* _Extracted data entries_
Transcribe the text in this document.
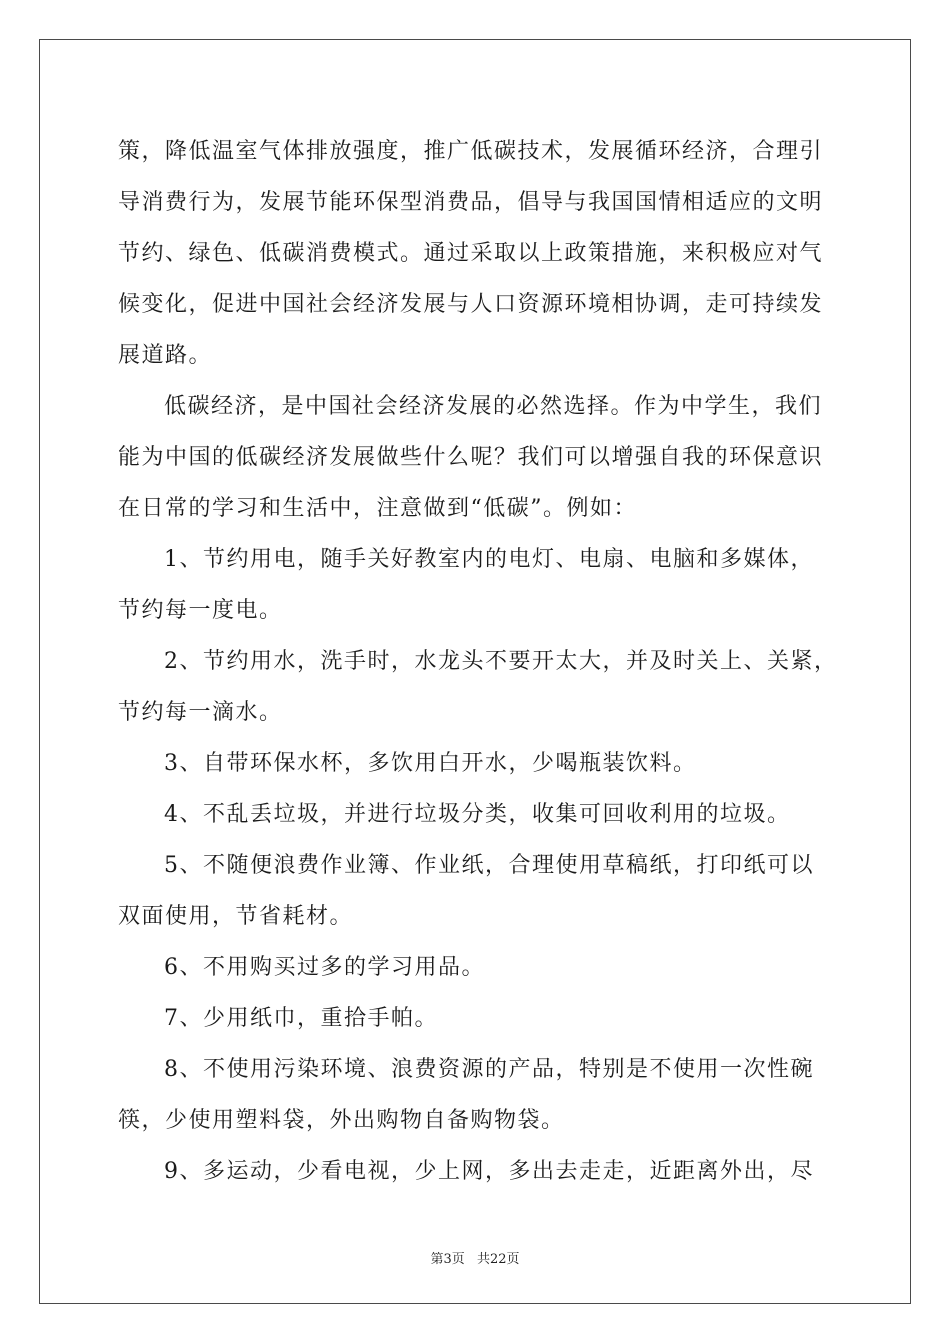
策，降低温室气体排放强度，推广低碳技术，发展循环经济，合理引
导消费行为，发展节能环保型消费品，倡导与我国国情相适应的文明
节约、绿色、低碳消费模式。通过采取以上政策措施，来积极应对气
候变化，促进中国社会经济发展与人口资源环境相协调，走可持续发
展道路。
低碳经济，是中国社会经济发展的必然选择。作为中学生，我们
能为中国的低碳经济发展做些什么呢？我们可以增强自我的环保意识
在日常的学习和生活中，注意做到“低碳”。例如：
1、节约用电，随手关好教室内的电灯、电扇、电脑和多媒体，
节约每一度电。
2、节约用水，洗手时，水龙头不要开太大，并及时关上、关紧，
节约每一滴水。
3、自带环保水杯，多饮用白开水，少喝瓶装饮料。
4、不乱丢垃圾，并进行垃圾分类，收集可回收利用的垃圾。
5、不随便浪费作业簿、作业纸，合理使用草稿纸，打印纸可以
双面使用，节省耗材。
6、不用购买过多的学习用品。
7、少用纸巾，重拾手帕。
8、不使用污染环境、浪费资源的产品，特别是不使用一次性碗
筷，少使用塑料袋，外出购物自备购物袋。
9、多运动，少看电视，少上网，多出去走走，近距离外出，尽
第3页 共22页
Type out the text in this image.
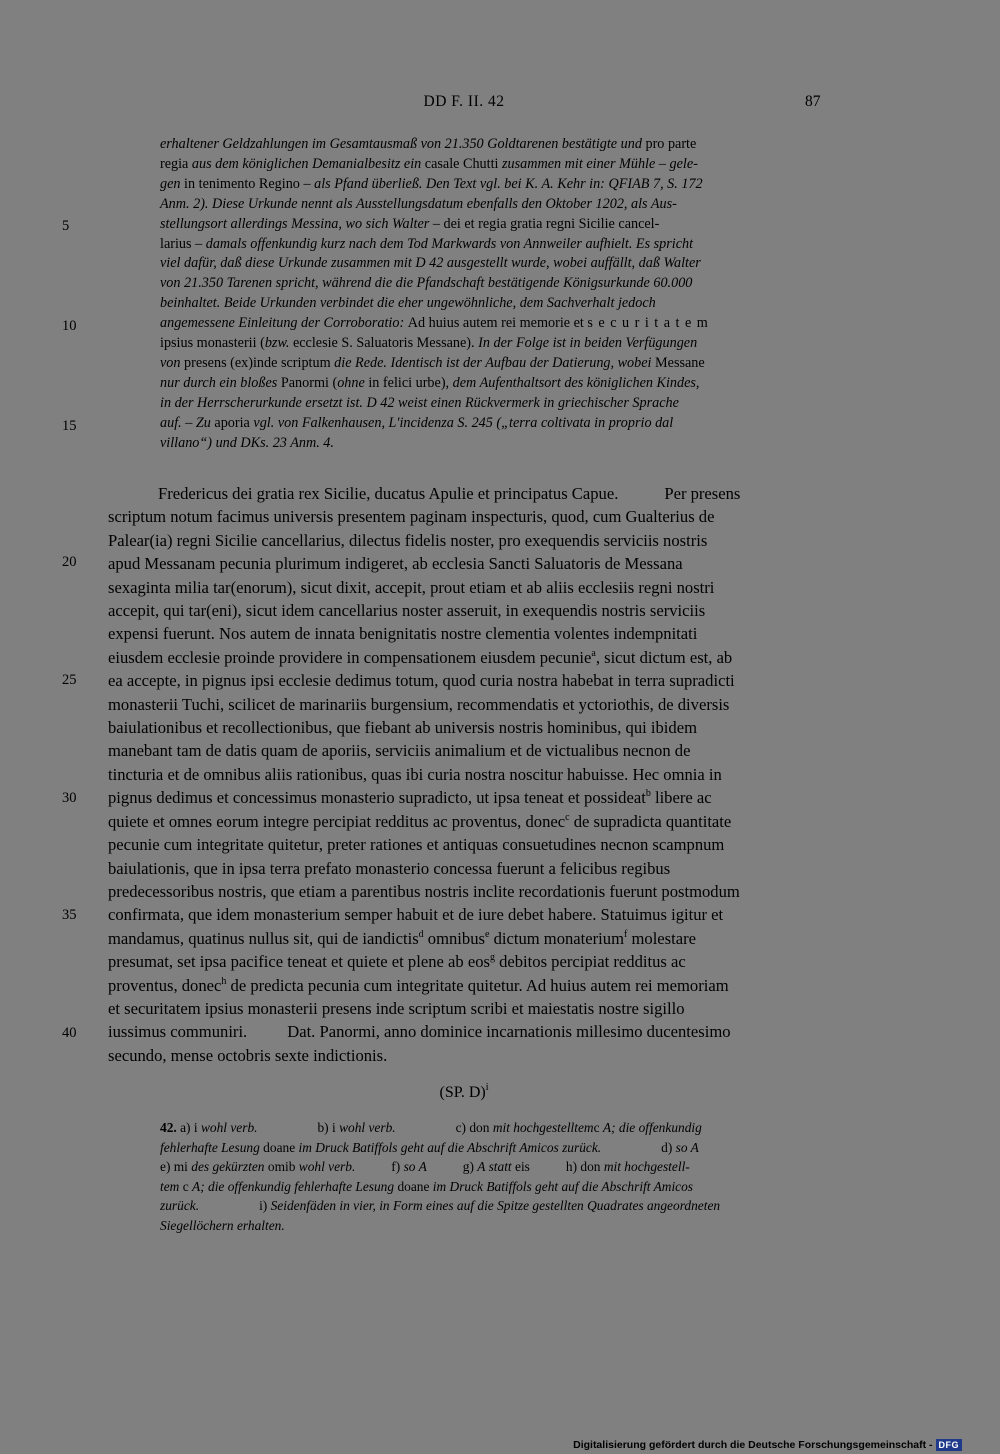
DD F. II. 42	87
5
10
15
20
25
30
35
40
erhaltener Geldzahlungen im Gesamtausmaß von 21.350 Goldtarenen bestätigte und pro parte
regia aus dem königlichen Demanialbesitz ein casale Chutti zusammen mit einer Mühle – gele-
gen in tenimento Regino – als Pfand überließ. Den Text vgl. bei K. A. Kehr in: QFIAB 7, S. 172
Anm. 2). Diese Urkunde nennt als Ausstellungsdatum ebenfalls den Oktober 1202, als Aus-
stellungsort allerdings Messina, wo sich Walter – dei et regia gratia regni Sicilie cancel-
larius – damals offenkundig kurz nach dem Tod Markwards von Annweiler aufhielt. Es spricht
viel dafür, daß diese Urkunde zusammen mit D 42 ausgestellt wurde, wobei auffällt, daß Walter
von 21.350 Tarenen spricht, während die die Pfandschaft bestätigende Königsurkunde 60.000
beinhaltet. Beide Urkunden verbindet die eher ungewöhnliche, dem Sachverhalt jedoch
angemessene Einleitung der Corroboratio: Ad huius autem rei memorie et securitatem
ipsius monasterii (bzw. ecclesie S. Saluatoris Messane). In der Folge ist in beiden Verfügungen
von presens (ex)inde scriptum die Rede. Identisch ist der Aufbau der Datierung, wobei Messane
nur durch ein bloßes Panormi (ohne in felici urbe), dem Aufenthaltsort des königlichen Kindes,
in der Herrscherurkunde ersetzt ist. D 42 weist einen Rückvermerk in griechischer Sprache
auf. – Zu aporia vgl. von Falkenhausen, L'incidenza S. 245 („terra coltivata in proprio dal
villano“) und DKs. 23 Anm. 4.
Fredericus dei gratia rex Sicilie, ducatus Apulie et principatus Capue.	Per presens
scriptum notum facimus universis presentem paginam inspecturis, quod, cum Gualterius de
Palear(ia) regni Sicilie cancellarius, dilectus fidelis noster, pro exequendis serviciis nostris
apud Messanam pecunia plurimum indigeret, ab ecclesia Sancti Saluatoris de Messana
sexaginta milia tar(enorum), sicut dixit, accepit, prout etiam et ab aliis ecclesiis regni nostri
accepit, qui tar(eni), sicut idem cancellarius noster asseruit, in exequendis nostris serviciis
expensi fuerunt. Nos autem de innata benignitatis nostre clementia volentes indempnitati
eiusdem ecclesie proinde providere in compensationem eiusdem pecunie$^a$, sicut dictum est, ab
ea accepte, in pignus ipsi ecclesie dedimus totum, quod curia nostra habebat in terra supradicti
monasterii Tuchi, scilicet de marinariis burgensium, recommendatis et yctoriothis, de diversis
baiulationibus et recollectionibus, que fiebant ab universis nostris hominibus, qui ibidem
manebant tam de datis quam de aporiis, serviciis animalium et de victualibus necnon de
tincturia et de omnibus aliis rationibus, quas ibi curia nostra noscitur habuisse. Hec omnia in
pignus dedimus et concessimus monasterio supradicto, ut ipsa teneat et possideat$^b$ libere ac
quiete et omnes eorum integre percipiat redditus ac proventus, donec$^c$ de supradicta quantitate
pecunie cum integritate quitetur, preter rationes et antiquas consuetudines necnon scampnum
baiulationis, que in ipsa terra prefato monasterio concessa fuerunt a felicibus regibus
predecessoribus nostris, que etiam a parentibus nostris inclite recordationis fuerunt postmodum
confirmata, que idem monasterium semper habuit et de iure debet habere. Statuimus igitur et
mandamus, quatinus nullus sit, qui de iandictis$^d$ omnibus$^e$ dictum monaterium$^f$ molestare
presumat, set ipsa pacifice teneat et quiete et plene ab eos$^g$ debitos percipiat redditus ac
proventus, donec$^h$ de predicta pecunia cum integritate quitetur. Ad huius autem rei memoriam
et securitatem ipsius monasterii presens inde scriptum scribi et maiestatis nostre sigillo
iussimus communiri. Dat. Panormi, anno dominice incarnationis millesimo ducentesimo
secundo, mense octobris sexte indictionis.
(SP. D)$^i$
42. a) i wohl verb.	b) i wohl verb.	c) don mit hochgestelltemc A; die offenkundig
fehlerhafte Lesung doane im Druck Batiffols geht auf die Abschrift Amicos zurück.	d) so A
e) mi des gekürzten omib wohl verb.	f) so A	g) A statt eis	h) don mit hochgestell-
tem c A; die offenkundig fehlerhafte Lesung doane im Druck Batiffols geht auf die Abschrift Amicos
zurück.	i) Seidenfäden in vier, in Form eines auf die Spitze gestellten Quadrates angeordneten
Siegellöchern erhalten.
Digitalisierung gefördert durch die Deutsche Forschungsgemeinschaft - DFG
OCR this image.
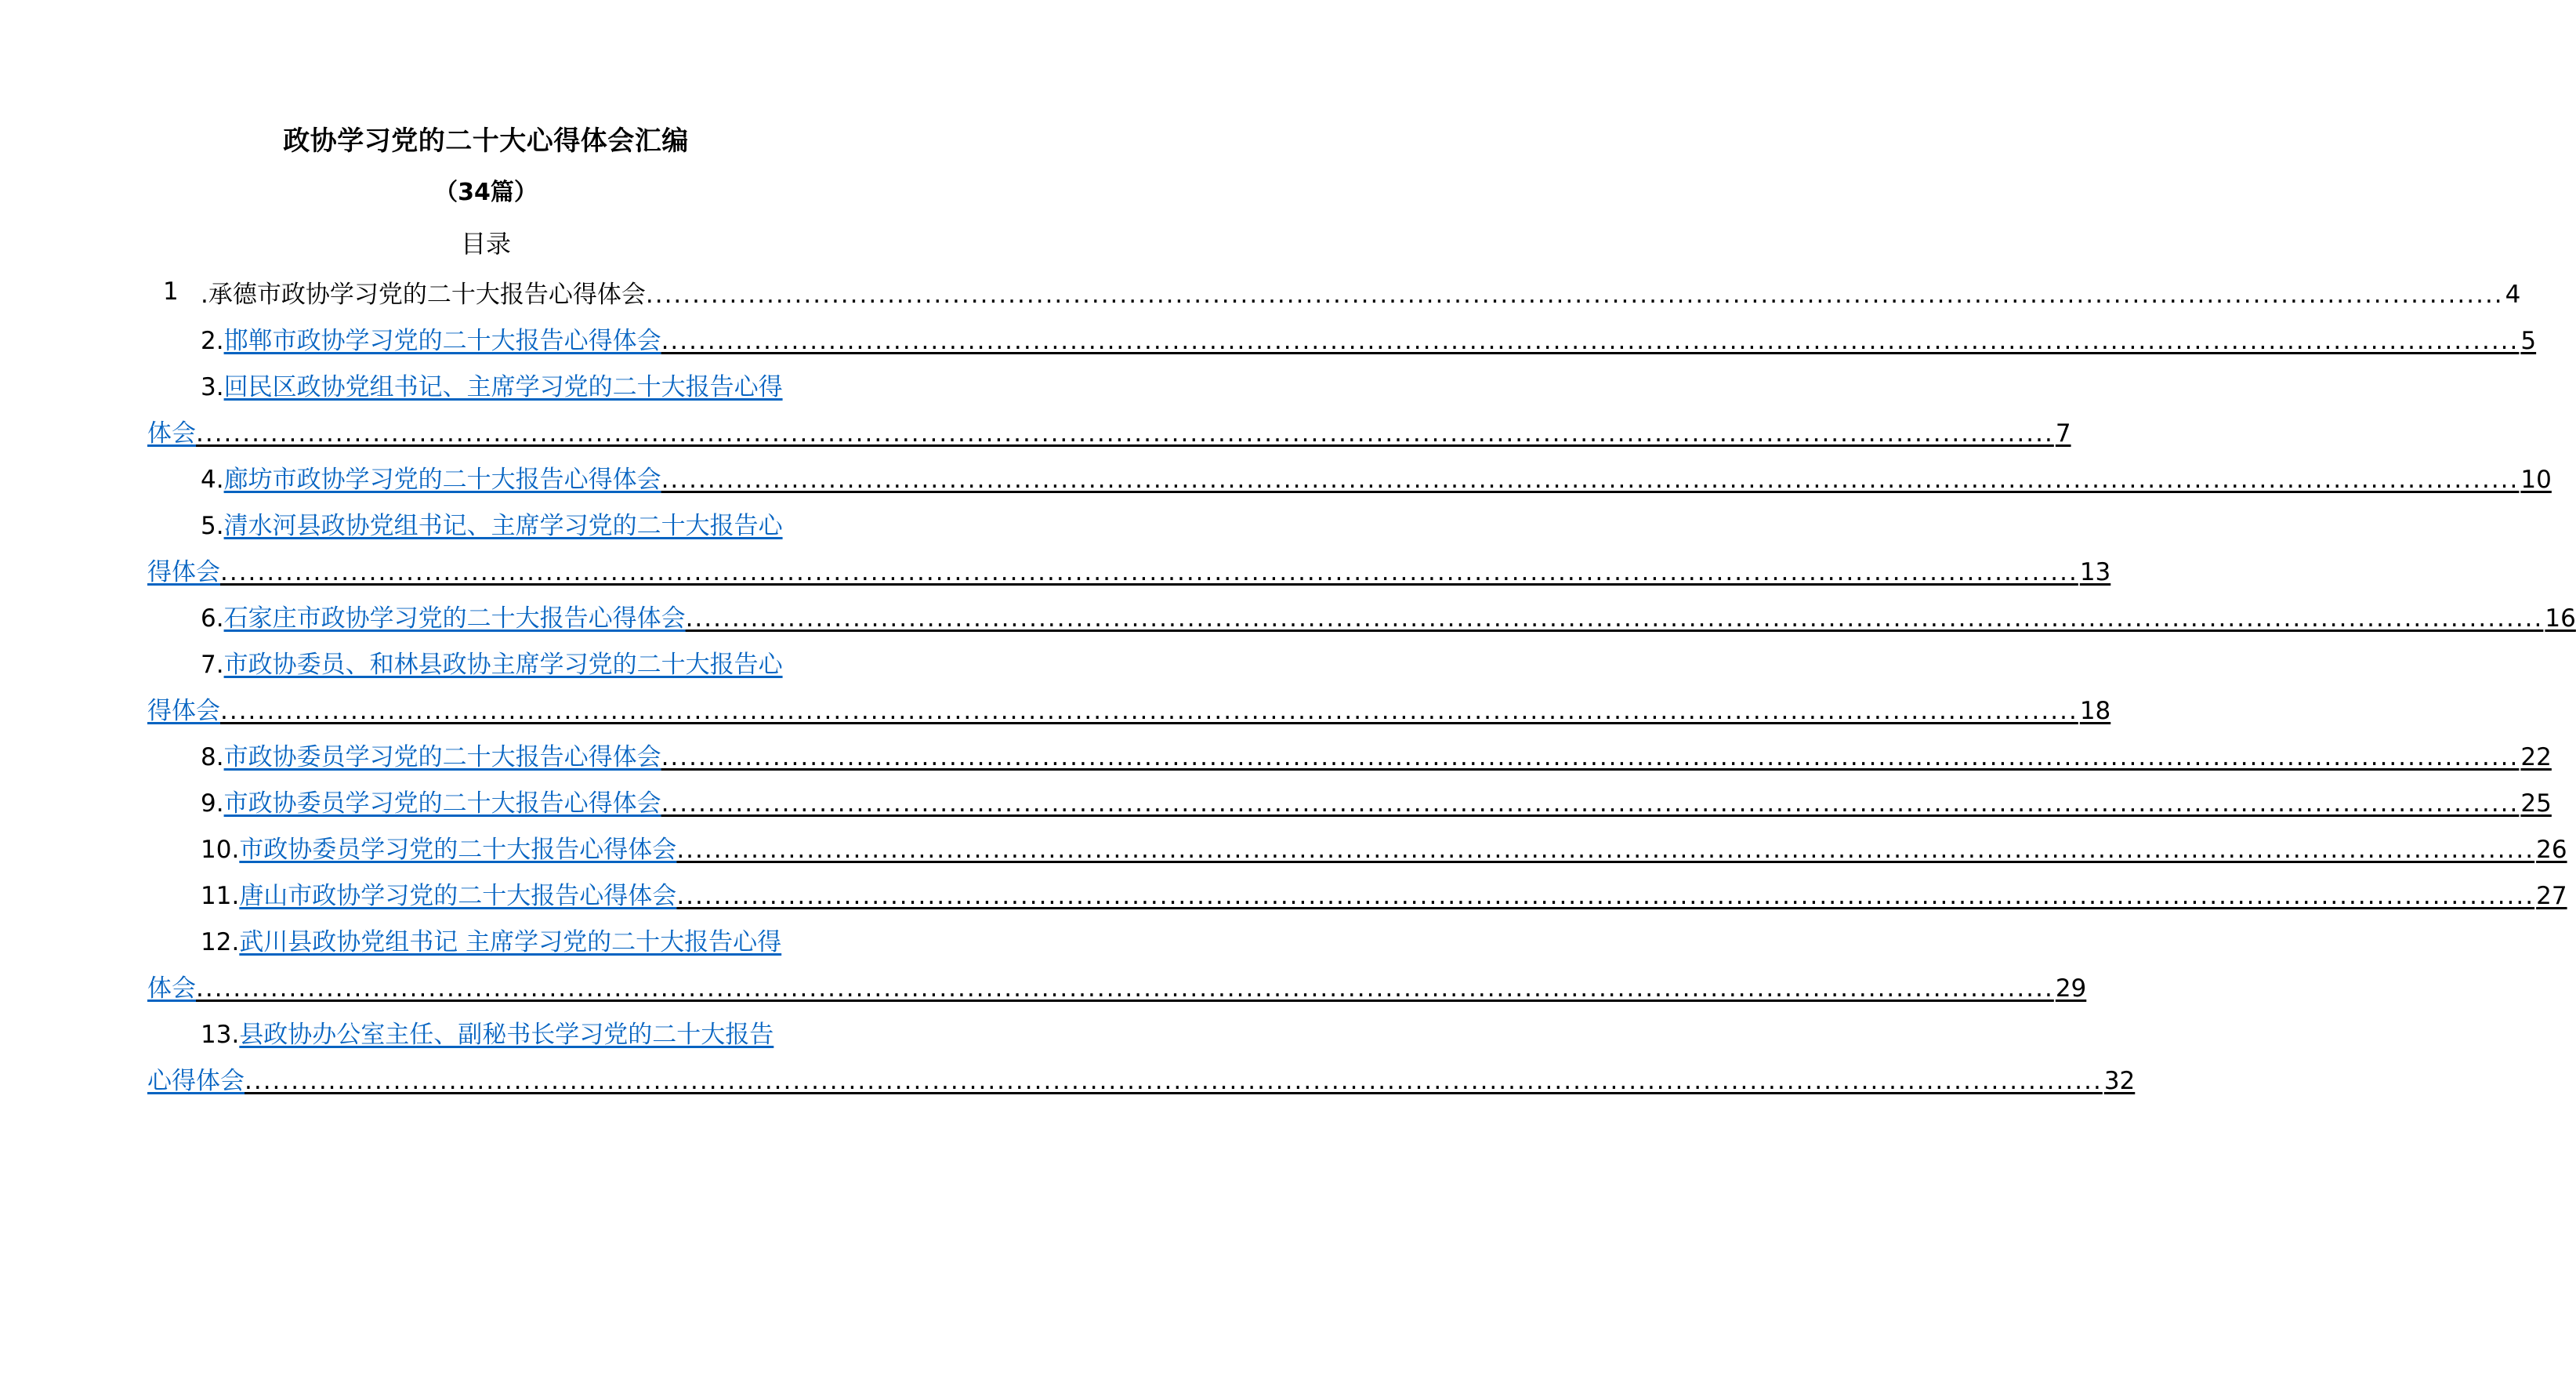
政协学习党的二十大心得体会汇编
（34篇）
目录
1 . 承德市政协学习党的二十大报告心得体会 ........................................................................................................................................................................................................ 4
2. 邯郸市政协学习党的二十大报告心得体会 ........................................................................................................................................................................................................ 5
3. 回民区政协党组书记、主席学习党的二十大报告心得
体会 ........................................................................................................................................................................................................ 7
4. 廊坊市政协学习党的二十大报告心得体会 ........................................................................................................................................................................................................ 10
5. 清水河县政协党组书记、主席学习党的二十大报告心
得体会 ........................................................................................................................................................................................................ 13
6. 石家庄市政协学习党的二十大报告心得体会 ........................................................................................................................................................................................................ 16
7. 市政协委员、和林县政协主席学习党的二十大报告心
得体会 ........................................................................................................................................................................................................ 18
8. 市政协委员学习党的二十大报告心得体会 ........................................................................................................................................................................................................ 22
9. 市政协委员学习党的二十大报告心得体会 ........................................................................................................................................................................................................ 25
10. 市政协委员学习党的二十大报告心得体会 ........................................................................................................................................................................................................ 26
11. 唐山市政协学习党的二十大报告心得体会 ........................................................................................................................................................................................................ 27
12. 武川县政协党组书记 主席学习党的二十大报告心得
体会 ........................................................................................................................................................................................................ 29
13. 县政协办公室主任、副秘书长学习党的二十大报告
心得体会 ........................................................................................................................................................................................................ 32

* _STATED PROBLEM_
Search the records for the word "regni" and copy every line where it occurs.

* _COMPLETED EXERCISE_
stellungsort allerdings Messina, wo sich Walter – dei et regia gratia regni Sicilie cancel-
Palear(ia) regni Sicilie cancellarius, dilectus fidelis noster, pro exequendis serviciis nostris
sexaginta milia tar(enorum), sicut dixit, accepit, prout etiam et ab aliis ecclesiis regni nostri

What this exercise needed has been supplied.